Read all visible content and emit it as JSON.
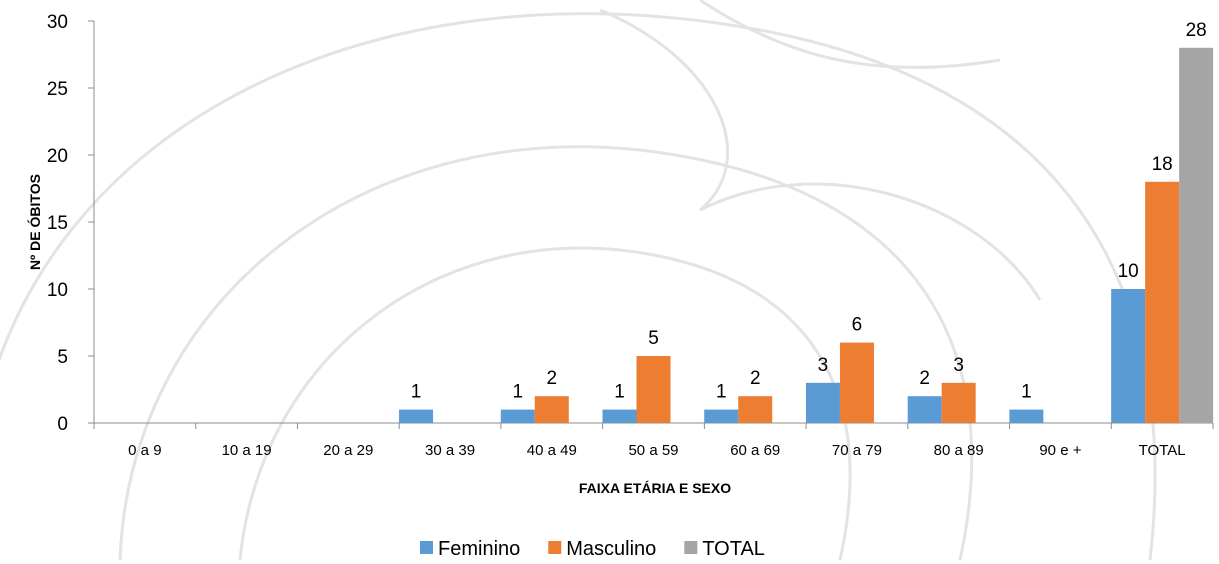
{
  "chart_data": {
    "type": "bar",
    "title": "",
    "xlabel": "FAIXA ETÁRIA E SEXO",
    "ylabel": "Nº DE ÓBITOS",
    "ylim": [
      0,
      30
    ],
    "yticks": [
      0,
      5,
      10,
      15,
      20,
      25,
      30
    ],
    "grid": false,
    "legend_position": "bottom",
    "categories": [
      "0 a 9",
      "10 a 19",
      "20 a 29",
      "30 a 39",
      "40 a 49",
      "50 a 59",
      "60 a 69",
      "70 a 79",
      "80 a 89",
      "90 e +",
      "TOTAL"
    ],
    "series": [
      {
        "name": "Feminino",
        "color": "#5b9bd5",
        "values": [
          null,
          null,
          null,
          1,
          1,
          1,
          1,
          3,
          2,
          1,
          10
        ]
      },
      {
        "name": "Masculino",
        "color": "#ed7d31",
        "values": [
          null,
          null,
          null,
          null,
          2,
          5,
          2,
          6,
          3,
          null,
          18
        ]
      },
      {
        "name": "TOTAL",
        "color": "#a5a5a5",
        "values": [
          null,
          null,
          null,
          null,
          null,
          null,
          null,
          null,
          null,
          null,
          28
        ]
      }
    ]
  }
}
--------------------------------
• _Requirements_:
Identify each line in the records above that contains the word "name", and copy it out in full.

• _Response to this exercise_:
        "name": "Feminino",
        "name": "Masculino",
        "name": "TOTAL",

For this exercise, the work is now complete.